Written request:
Note each line that includes the word "right". Copy those lines.

##############################

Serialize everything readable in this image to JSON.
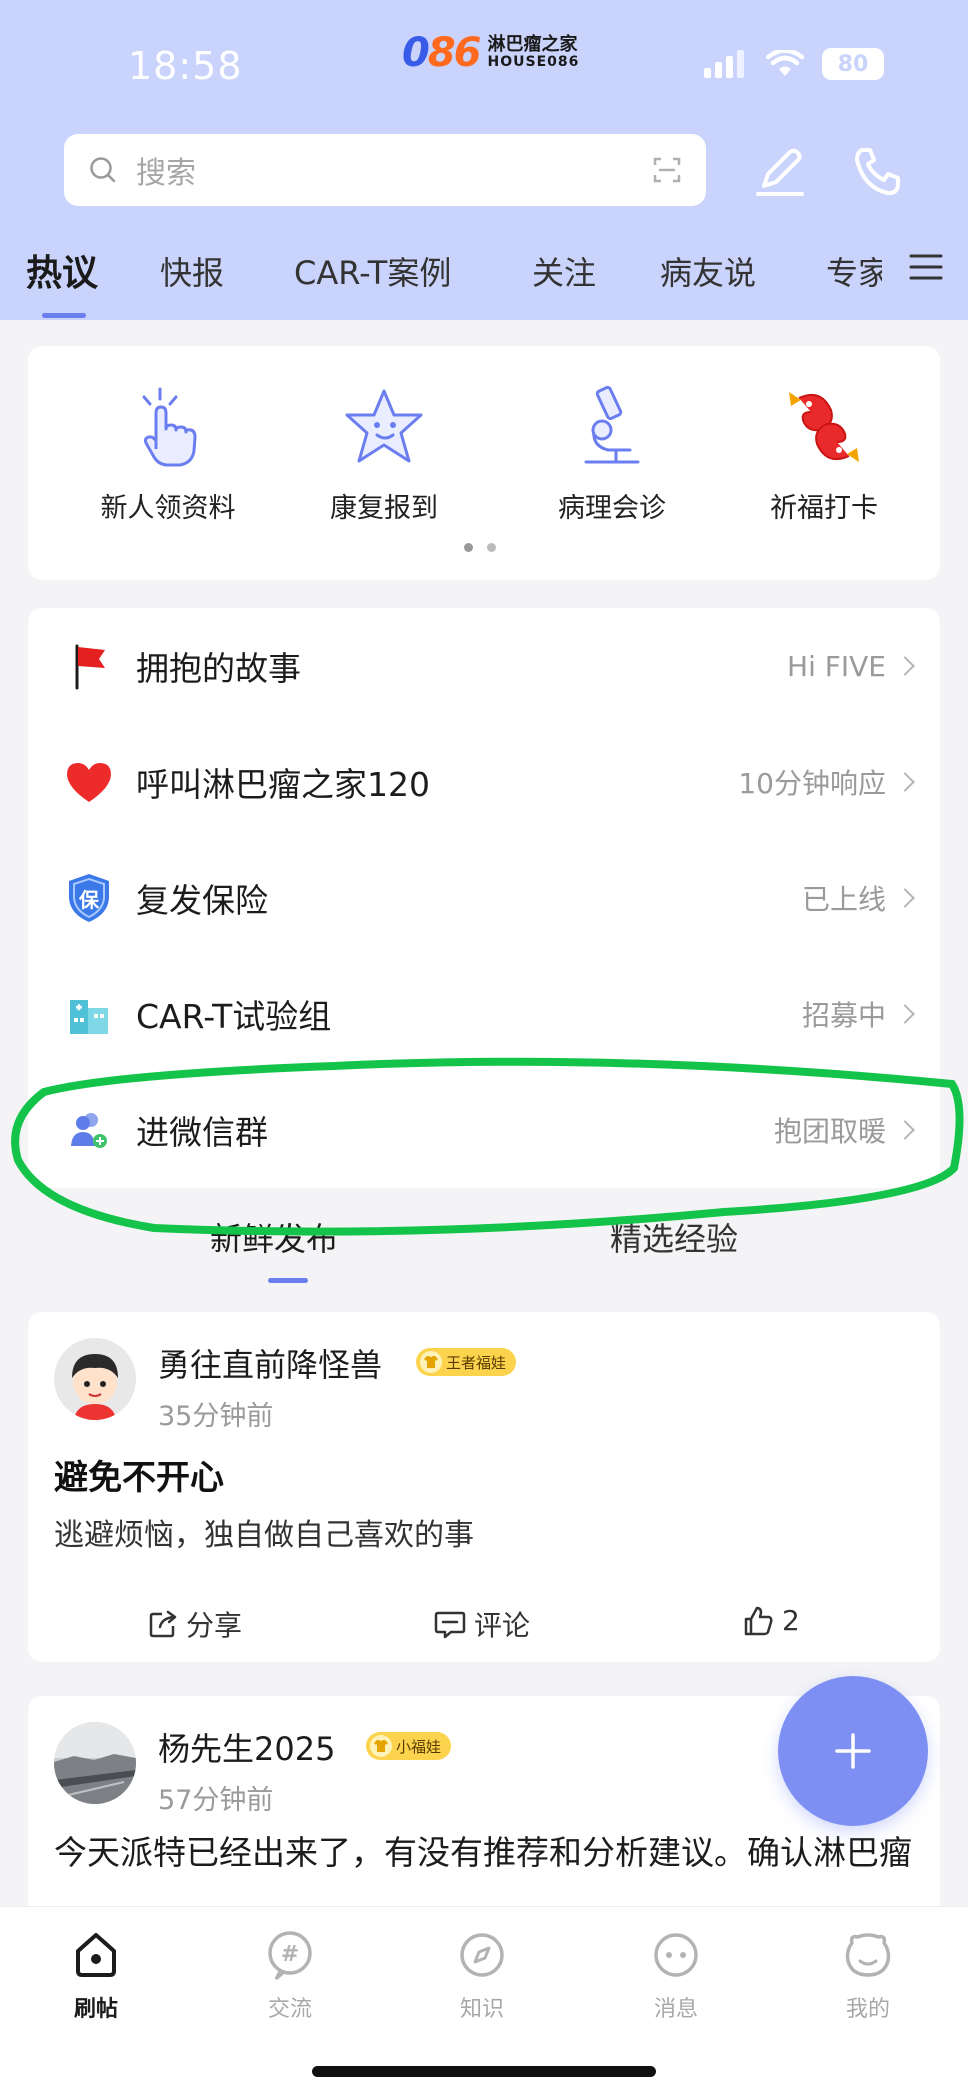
{
  "status_bar": {
    "time": "18:58",
    "battery": "80"
  },
  "logo": {
    "mark_a": "0",
    "mark_b": "86",
    "cn": "淋巴瘤之家",
    "en": "HOUSE086"
  },
  "search": {
    "placeholder": "搜索"
  },
  "tabs": [
    "热议",
    "快报",
    "CAR-T案例",
    "关注",
    "病友说",
    "专家"
  ],
  "quick": [
    {
      "label": "新人领资料",
      "icon": "tap-hand-icon"
    },
    {
      "label": "康复报到",
      "icon": "star-face-icon"
    },
    {
      "label": "病理会诊",
      "icon": "microscope-icon"
    },
    {
      "label": "祈福打卡",
      "icon": "koi-fish-icon"
    }
  ],
  "menu": [
    {
      "label": "拥抱的故事",
      "right": "Hi FIVE",
      "icon": "red-flag-icon"
    },
    {
      "label": "呼叫淋巴瘤之家120",
      "right": "10分钟响应",
      "icon": "heart-icon"
    },
    {
      "label": "复发保险",
      "right": "已上线",
      "icon": "shield-icon",
      "icon_text": "保"
    },
    {
      "label": "CAR-T试验组",
      "right": "招募中",
      "icon": "hospital-icon"
    },
    {
      "label": "进微信群",
      "right": "抱团取暖",
      "icon": "group-add-icon"
    }
  ],
  "feed_tabs": [
    "新鲜发布",
    "精选经验"
  ],
  "posts": [
    {
      "user": "勇往直前降怪兽",
      "badge": "王者福娃",
      "time": "35分钟前",
      "title": "避免不开心",
      "body": "逃避烦恼，独自做自己喜欢的事",
      "share": "分享",
      "comment": "评论",
      "likes": "2"
    },
    {
      "user": "杨先生2025",
      "badge": "小福娃",
      "time": "57分钟前",
      "body": "今天派特已经出来了，有没有推荐和分析建议。确认淋巴瘤"
    }
  ],
  "nav": [
    {
      "label": "刷帖",
      "icon": "home-icon"
    },
    {
      "label": "交流",
      "icon": "hashtag-icon"
    },
    {
      "label": "知识",
      "icon": "compass-icon"
    },
    {
      "label": "消息",
      "icon": "message-face-icon"
    },
    {
      "label": "我的",
      "icon": "profile-face-icon"
    }
  ],
  "colors": {
    "header_bg": "#c9d3fb",
    "accent": "#6b7ef0",
    "fab": "#7e8ff3",
    "highlight": "#14c44a"
  }
}
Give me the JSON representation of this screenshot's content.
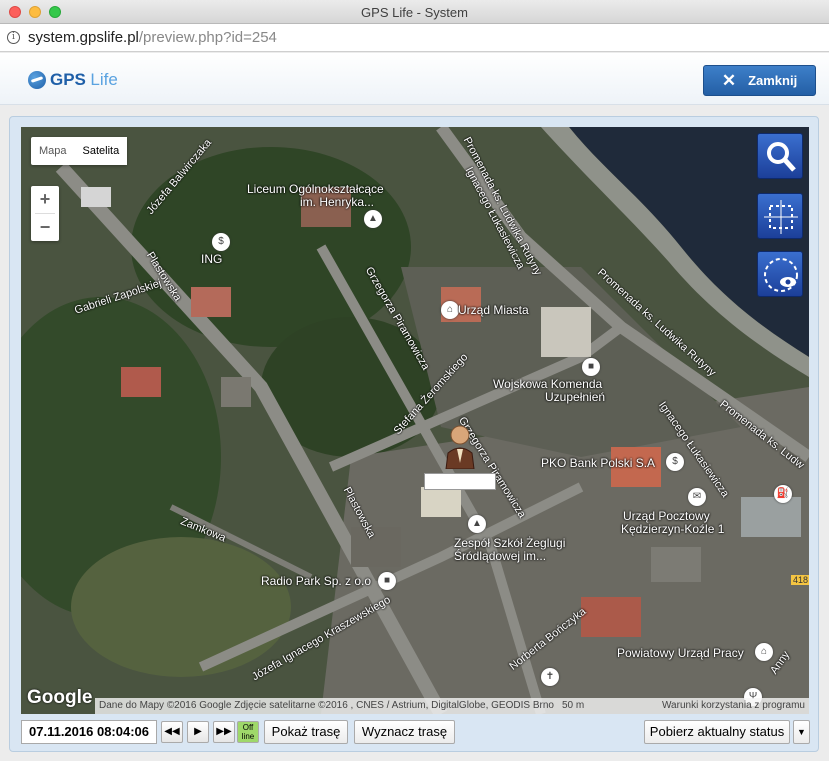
{
  "window": {
    "title": "GPS Life - System"
  },
  "browser": {
    "url_host": "system.gpslife.pl",
    "url_path": "/preview.php?id=254"
  },
  "header": {
    "logo_gps": "GPS",
    "logo_life": "Life",
    "close_label": "Zamknij"
  },
  "map": {
    "type_buttons": [
      "Mapa",
      "Satelita"
    ],
    "selected_type": "Satelita",
    "zoom_in": "+",
    "zoom_out": "−",
    "labels": {
      "liceum": "Liceum Ogólnokształcące",
      "liceum2": "im. Henryka...",
      "ing": "ING",
      "urzad_miasta": "Urząd Miasta",
      "wojskowa": "Wojskowa Komenda",
      "wojskowa2": "Uzupełnień",
      "pko": "PKO Bank Polski S.A",
      "poczta": "Urząd Pocztowy",
      "poczta2": "Kędzierzyn-Koźle 1",
      "zespol": "Zespół Szkół Żeglugi",
      "zespol2": "Śródlądowej im...",
      "radio": "Radio Park Sp. z o.o",
      "powiat": "Powiatowy Urząd Pracy"
    },
    "streets": {
      "balwircz": "Józefa Balwirczaka",
      "plast1": "Plastowska",
      "zapol": "Gabrieli Zapolskiej",
      "promenada1": "Promenada ks. Ludwika Rutyny",
      "ignac1": "Ignacego Łukasiewicza",
      "grzeg1": "Grzegorza Piramowicza",
      "zerom": "Stefana Żeromskiego",
      "grzeg2": "Grzegorza Piramowicza",
      "promenada2": "Promenada ks. Ludwika Rutyny",
      "ignac2": "Ignacego Łukasiewicza",
      "promenada3": "Promenada ks. Ludw",
      "plast2": "Plastowska",
      "zamkowa": "Zamkowa",
      "kraszew": "Józefa Ignacego Kraszewskiego",
      "bonczyk": "Norberta Bończyka",
      "anny": "Anny",
      "road": "418",
      "ulica": "Jana Pawła II"
    },
    "google": "Google",
    "attribution": "Dane do Mapy ©2016 Google Zdjęcie satelitarne ©2016 , CNES / Astrium, DigitalGlobe, GEODIS Brno",
    "scale": "50 m",
    "terms": "Warunki korzystania z programu"
  },
  "controls": {
    "datetime": "07.11.2016 08:04:06",
    "prev": "◀◀",
    "play": "▶",
    "next": "▶▶",
    "offline_top": "Off",
    "offline_bottom": "line",
    "show_route": "Pokaż trasę",
    "plan_route": "Wyznacz trasę",
    "get_status": "Pobierz aktualny status",
    "dropdown": "▼"
  }
}
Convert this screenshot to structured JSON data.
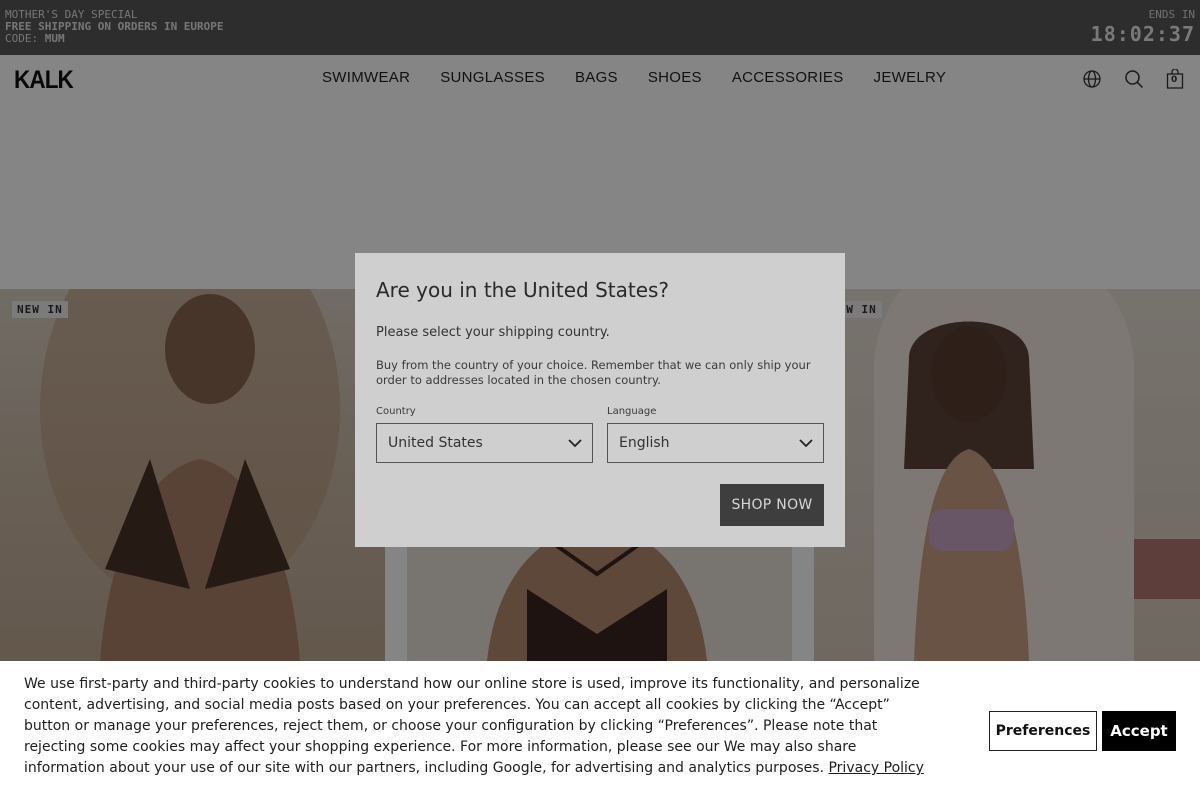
{
  "promo": {
    "line1": "MOTHER'S DAY SPECIAL",
    "line2": "FREE SHIPPING ON ORDERS IN EUROPE",
    "code_label": "CODE:",
    "code_value": "MUM",
    "ends_label": "ENDS IN",
    "timer": "18:02:37"
  },
  "header": {
    "logo": "KALK",
    "nav": [
      "SWIMWEAR",
      "SUNGLASSES",
      "BAGS",
      "SHOES",
      "ACCESSORIES",
      "JEWELRY"
    ],
    "icons": [
      "globe-icon",
      "search-icon",
      "bag-icon"
    ],
    "cart_count": "0"
  },
  "products": [
    {
      "badge": "NEW IN"
    },
    {
      "badge": ""
    },
    {
      "badge": "NEW IN"
    }
  ],
  "modal": {
    "title": "Are you in the United States?",
    "subtitle": "Please select your shipping country.",
    "body": "Buy from the country of your choice. Remember that we can only ship your order to addresses located in the chosen country.",
    "country_label": "Country",
    "country_value": "United States",
    "language_label": "Language",
    "language_value": "English",
    "shop_button": "SHOP NOW"
  },
  "cookie": {
    "text": "We use first-party and third-party cookies to understand how our online store is used, improve its functionality, and personalize content, advertising, and social media posts based on your preferences. You can accept all cookies by clicking the “Accept” button or manage your preferences, reject them, or choose your configuration by clicking “Preferences”. Please note that rejecting some cookies may affect your shopping experience. For more information, please see our We may also share information about your use of our site with our partners, including Google, for advertising and analytics purposes.",
    "policy_link": "Privacy Policy",
    "preferences_button": "Preferences",
    "accept_button": "Accept"
  },
  "colors": {
    "promo_bg": "#575757",
    "overlay": "rgba(0,0,0,0.48)",
    "button_dark": "#3e3e3e"
  }
}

##############################

Solution to the exercise:
      "right": "Hi FIVE",
      "right": "10分钟响应",
      "right": "已上线",
      "right": "招募中",
      "right": "抱团取暖",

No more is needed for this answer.